• **The problem**: Every line of the records must be repeated exactly; pictures stay out.

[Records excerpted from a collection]
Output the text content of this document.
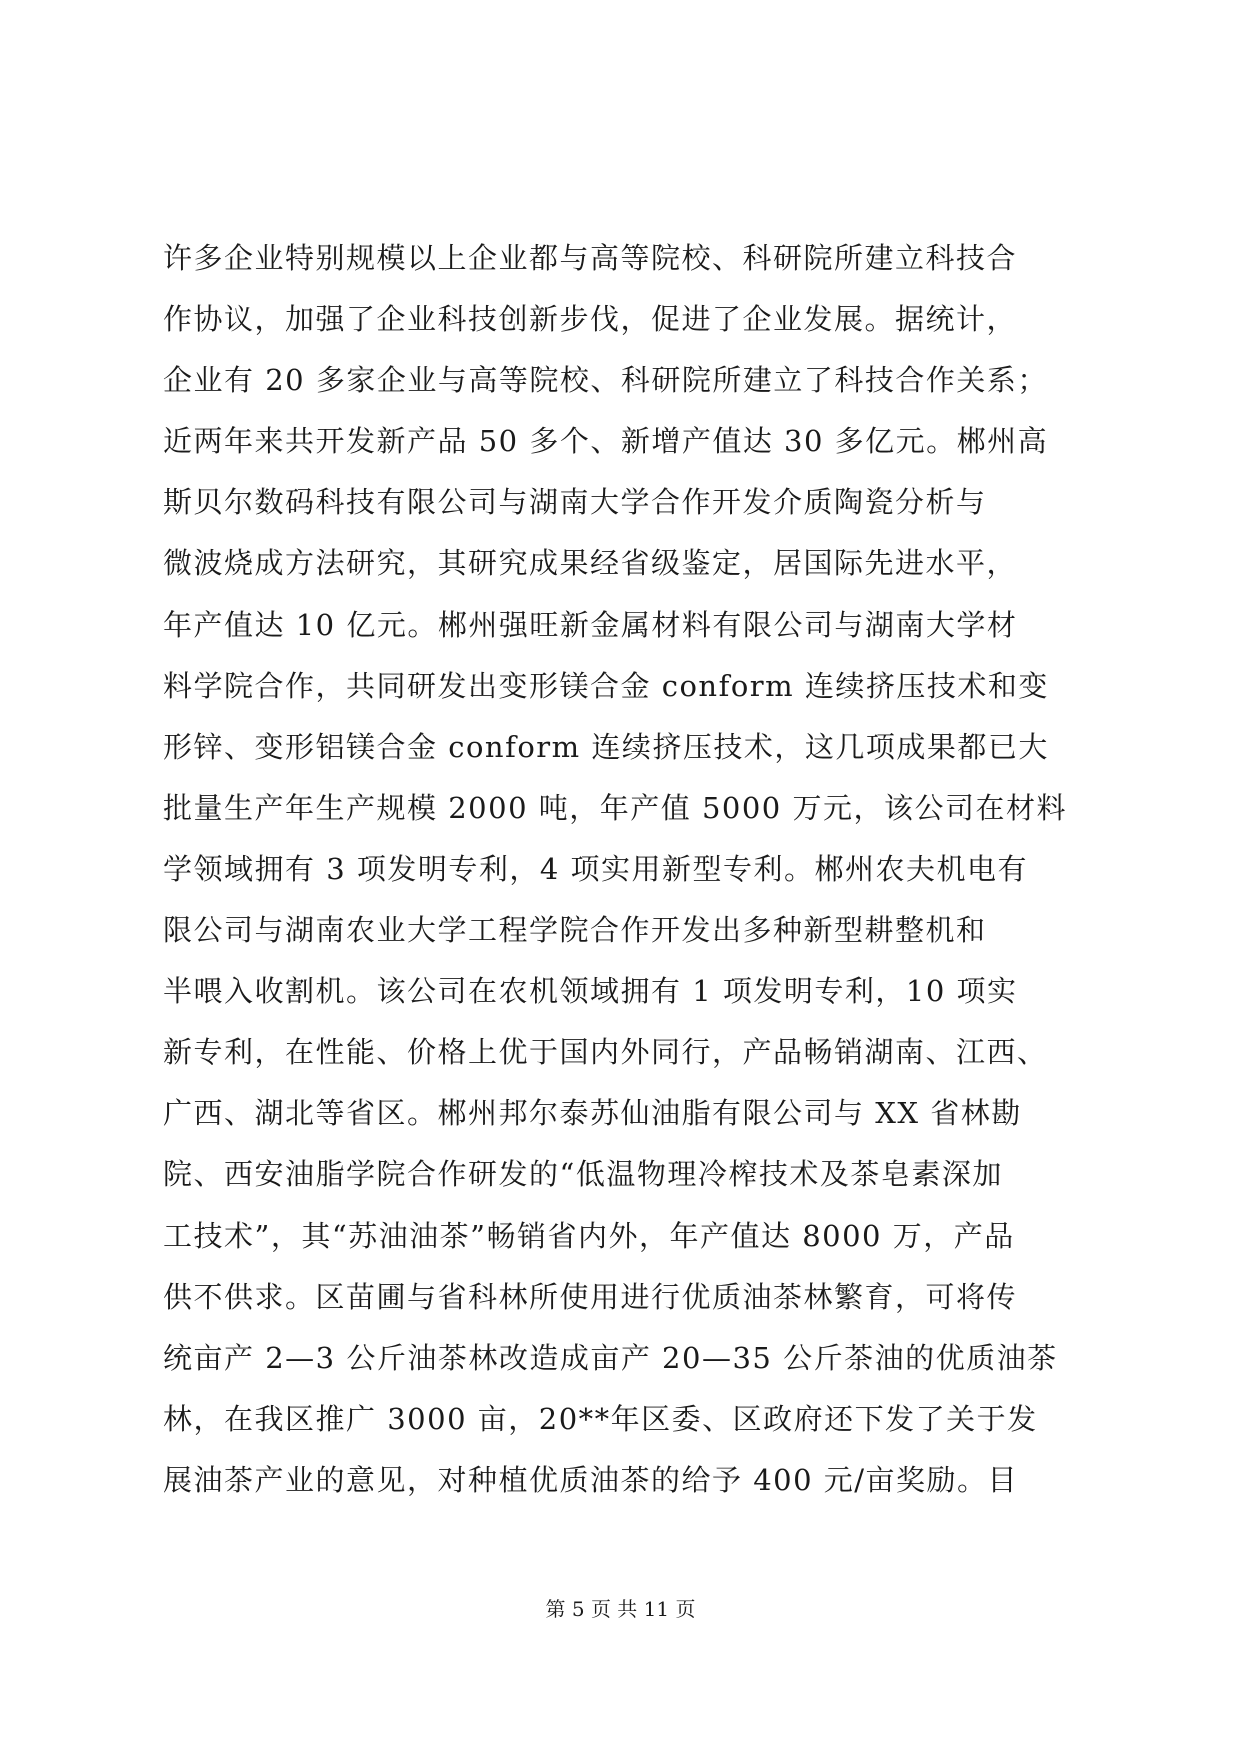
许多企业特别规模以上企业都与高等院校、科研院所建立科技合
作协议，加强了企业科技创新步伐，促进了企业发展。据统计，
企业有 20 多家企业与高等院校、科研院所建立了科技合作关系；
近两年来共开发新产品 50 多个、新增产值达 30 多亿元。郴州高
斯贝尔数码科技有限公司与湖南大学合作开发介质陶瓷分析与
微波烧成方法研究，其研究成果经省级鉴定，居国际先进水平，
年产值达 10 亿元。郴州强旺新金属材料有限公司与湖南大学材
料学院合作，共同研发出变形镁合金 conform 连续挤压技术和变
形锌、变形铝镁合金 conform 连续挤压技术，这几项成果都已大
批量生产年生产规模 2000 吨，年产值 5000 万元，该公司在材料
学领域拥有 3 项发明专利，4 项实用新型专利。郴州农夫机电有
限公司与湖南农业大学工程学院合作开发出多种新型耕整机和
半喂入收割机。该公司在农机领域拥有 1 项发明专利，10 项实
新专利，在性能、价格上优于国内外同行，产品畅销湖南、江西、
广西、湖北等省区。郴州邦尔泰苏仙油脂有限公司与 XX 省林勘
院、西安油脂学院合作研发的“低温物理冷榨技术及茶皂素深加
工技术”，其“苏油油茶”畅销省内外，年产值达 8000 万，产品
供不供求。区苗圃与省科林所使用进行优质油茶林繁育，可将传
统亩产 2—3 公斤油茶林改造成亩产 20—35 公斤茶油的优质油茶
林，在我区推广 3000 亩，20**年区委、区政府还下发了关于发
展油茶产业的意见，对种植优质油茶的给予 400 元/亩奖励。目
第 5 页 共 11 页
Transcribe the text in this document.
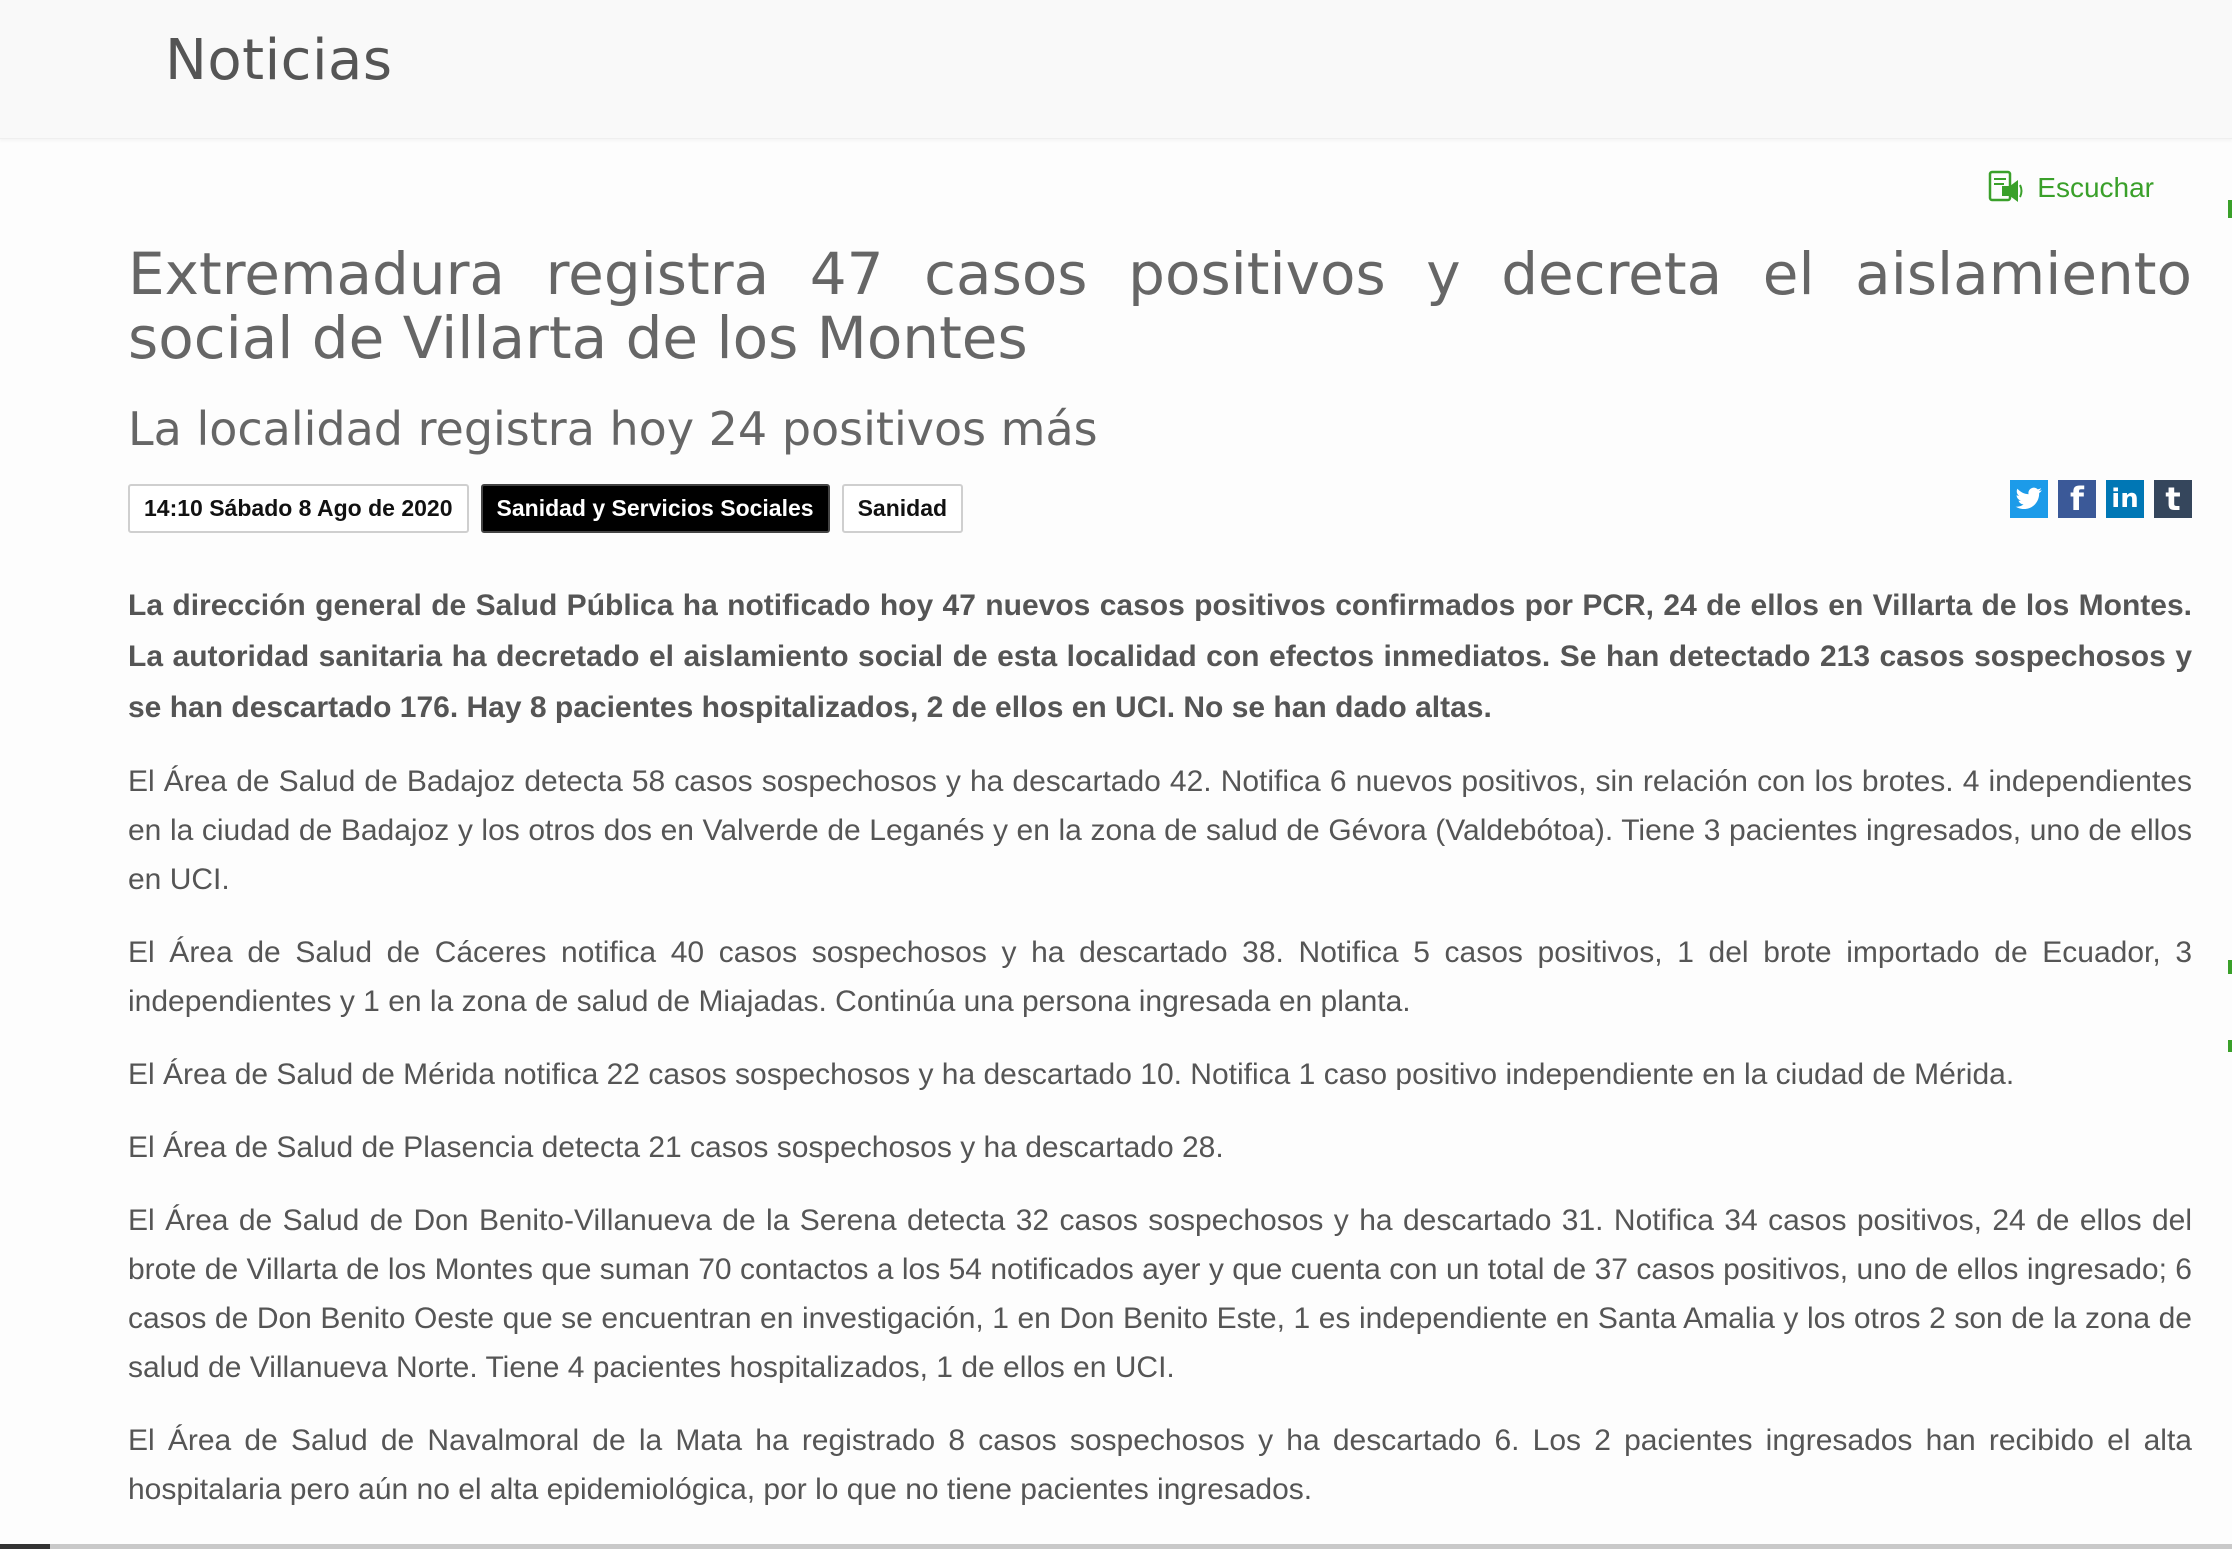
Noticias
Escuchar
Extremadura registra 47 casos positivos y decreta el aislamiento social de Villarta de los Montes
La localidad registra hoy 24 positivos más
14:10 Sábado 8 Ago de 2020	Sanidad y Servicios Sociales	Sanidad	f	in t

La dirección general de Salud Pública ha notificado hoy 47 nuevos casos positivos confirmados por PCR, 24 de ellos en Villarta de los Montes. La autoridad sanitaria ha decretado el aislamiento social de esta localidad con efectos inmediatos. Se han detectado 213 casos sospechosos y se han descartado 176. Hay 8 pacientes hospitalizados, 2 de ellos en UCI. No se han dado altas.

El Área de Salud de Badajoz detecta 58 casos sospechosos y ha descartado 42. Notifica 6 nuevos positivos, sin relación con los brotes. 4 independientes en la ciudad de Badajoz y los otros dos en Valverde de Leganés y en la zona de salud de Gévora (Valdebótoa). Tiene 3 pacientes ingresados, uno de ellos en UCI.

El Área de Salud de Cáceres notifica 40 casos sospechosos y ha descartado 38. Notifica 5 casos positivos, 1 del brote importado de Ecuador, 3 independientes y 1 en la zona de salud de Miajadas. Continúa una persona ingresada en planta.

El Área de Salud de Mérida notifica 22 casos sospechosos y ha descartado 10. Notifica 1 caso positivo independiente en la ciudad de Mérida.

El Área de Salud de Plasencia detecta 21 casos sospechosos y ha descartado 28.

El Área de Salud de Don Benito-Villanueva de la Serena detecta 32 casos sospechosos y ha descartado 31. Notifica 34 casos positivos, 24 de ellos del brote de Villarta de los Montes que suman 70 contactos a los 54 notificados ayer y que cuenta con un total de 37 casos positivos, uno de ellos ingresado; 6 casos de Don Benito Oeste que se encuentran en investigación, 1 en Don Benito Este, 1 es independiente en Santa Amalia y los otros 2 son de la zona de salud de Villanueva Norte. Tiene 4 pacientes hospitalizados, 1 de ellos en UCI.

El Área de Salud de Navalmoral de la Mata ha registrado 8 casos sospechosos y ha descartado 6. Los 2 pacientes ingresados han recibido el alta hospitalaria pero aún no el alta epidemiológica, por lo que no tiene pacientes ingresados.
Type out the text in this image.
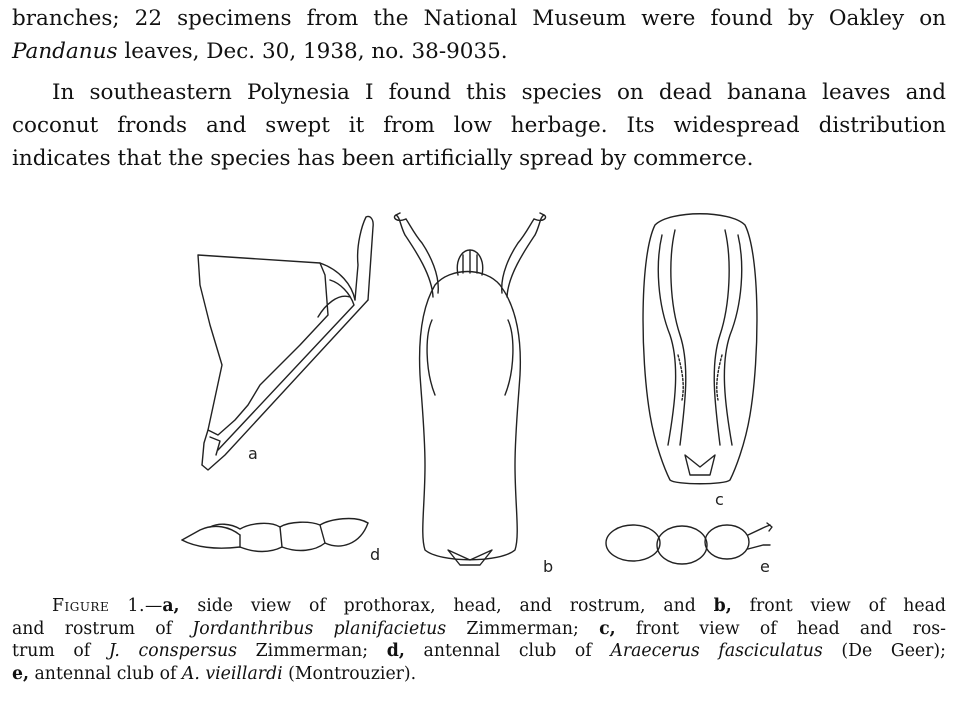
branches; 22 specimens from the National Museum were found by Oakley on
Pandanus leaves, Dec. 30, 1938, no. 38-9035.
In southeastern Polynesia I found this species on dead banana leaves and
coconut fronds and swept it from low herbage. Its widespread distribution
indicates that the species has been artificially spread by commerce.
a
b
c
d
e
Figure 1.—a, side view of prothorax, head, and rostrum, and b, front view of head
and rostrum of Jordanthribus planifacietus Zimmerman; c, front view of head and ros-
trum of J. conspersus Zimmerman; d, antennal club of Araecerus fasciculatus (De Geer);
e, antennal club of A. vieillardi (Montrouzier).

• **Written response**:
Output the text content of this document.
许多企业特别规模以上企业都与高等院校、科研院所建立科技合
作协议，加强了企业科技创新步伐，促进了企业发展。据统计，
企业有 20 多家企业与高等院校、科研院所建立了科技合作关系；
近两年来共开发新产品 50 多个、新增产值达 30 多亿元。郴州高
斯贝尔数码科技有限公司与湖南大学合作开发介质陶瓷分析与
微波烧成方法研究，其研究成果经省级鉴定，居国际先进水平，
年产值达 10 亿元。郴州强旺新金属材料有限公司与湖南大学材
料学院合作，共同研发出变形镁合金 conform 连续挤压技术和变
形锌、变形铝镁合金 conform 连续挤压技术，这几项成果都已大
批量生产年生产规模 2000 吨，年产值 5000 万元，该公司在材料
学领域拥有 3 项发明专利，4 项实用新型专利。郴州农夫机电有
限公司与湖南农业大学工程学院合作开发出多种新型耕整机和
半喂入收割机。该公司在农机领域拥有 1 项发明专利，10 项实
新专利，在性能、价格上优于国内外同行，产品畅销湖南、江西、
广西、湖北等省区。郴州邦尔泰苏仙油脂有限公司与 XX 省林勘
院、西安油脂学院合作研发的“低温物理冷榨技术及茶皂素深加
工技术”，其“苏油油茶”畅销省内外，年产值达 8000 万，产品
供不供求。区苗圃与省科林所使用进行优质油茶林繁育，可将传
统亩产 2—3 公斤油茶林改造成亩产 20—35 公斤茶油的优质油茶
林，在我区推广 3000 亩，20**年区委、区政府还下发了关于发
展油茶产业的意见，对种植优质油茶的给予 400 元/亩奖励。目
第 5 页 共 11 页
Transcribe the text in this document.
Noticias
Escuchar
Extremadura registra 47 casos positivos y decreta el aislamiento social de Villarta de los Montes
La localidad registra hoy 24 positivos más
14:10 Sábado 8 Ago de 2020	Sanidad y Servicios Sociales	Sanidad	f	in t

La dirección general de Salud Pública ha notificado hoy 47 nuevos casos positivos confirmados por PCR, 24 de ellos en Villarta de los Montes. La autoridad sanitaria ha decretado el aislamiento social de esta localidad con efectos inmediatos. Se han detectado 213 casos sospechosos y se han descartado 176. Hay 8 pacientes hospitalizados, 2 de ellos en UCI. No se han dado altas.

El Área de Salud de Badajoz detecta 58 casos sospechosos y ha descartado 42. Notifica 6 nuevos positivos, sin relación con los brotes. 4 independientes en la ciudad de Badajoz y los otros dos en Valverde de Leganés y en la zona de salud de Gévora (Valdebótoa). Tiene 3 pacientes ingresados, uno de ellos en UCI.

El Área de Salud de Cáceres notifica 40 casos sospechosos y ha descartado 38. Notifica 5 casos positivos, 1 del brote importado de Ecuador, 3 independientes y 1 en la zona de salud de Miajadas. Continúa una persona ingresada en planta.

El Área de Salud de Mérida notifica 22 casos sospechosos y ha descartado 10. Notifica 1 caso positivo independiente en la ciudad de Mérida.

El Área de Salud de Plasencia detecta 21 casos sospechosos y ha descartado 28.

El Área de Salud de Don Benito-Villanueva de la Serena detecta 32 casos sospechosos y ha descartado 31. Notifica 34 casos positivos, 24 de ellos del brote de Villarta de los Montes que suman 70 contactos a los 54 notificados ayer y que cuenta con un total de 37 casos positivos, uno de ellos ingresado; 6 casos de Don Benito Oeste que se encuentran en investigación, 1 en Don Benito Este, 1 es independiente en Santa Amalia y los otros 2 son de la zona de salud de Villanueva Norte. Tiene 4 pacientes hospitalizados, 1 de ellos en UCI.

El Área de Salud de Navalmoral de la Mata ha registrado 8 casos sospechosos y ha descartado 6. Los 2 pacientes ingresados han recibido el alta hospitalaria pero aún no el alta epidemiológica, por lo que no tiene pacientes ingresados.
Type out the text in this image.
branches; 22 specimens from the National Museum were found by Oakley on
Pandanus leaves, Dec. 30, 1938, no. 38-9035.
In southeastern Polynesia I found this species on dead banana leaves and
coconut fronds and swept it from low herbage. Its widespread distribution
indicates that the species has been artificially spread by commerce.
a
b
c
d
e
Figure 1.—a, side view of prothorax, head, and rostrum, and b, front view of head
and rostrum of Jordanthribus planifacietus Zimmerman; c, front view of head and ros-
trum of J. conspersus Zimmerman; d, antennal club of Araecerus fasciculatus (De Geer);
e, antennal club of A. vieillardi (Montrouzier).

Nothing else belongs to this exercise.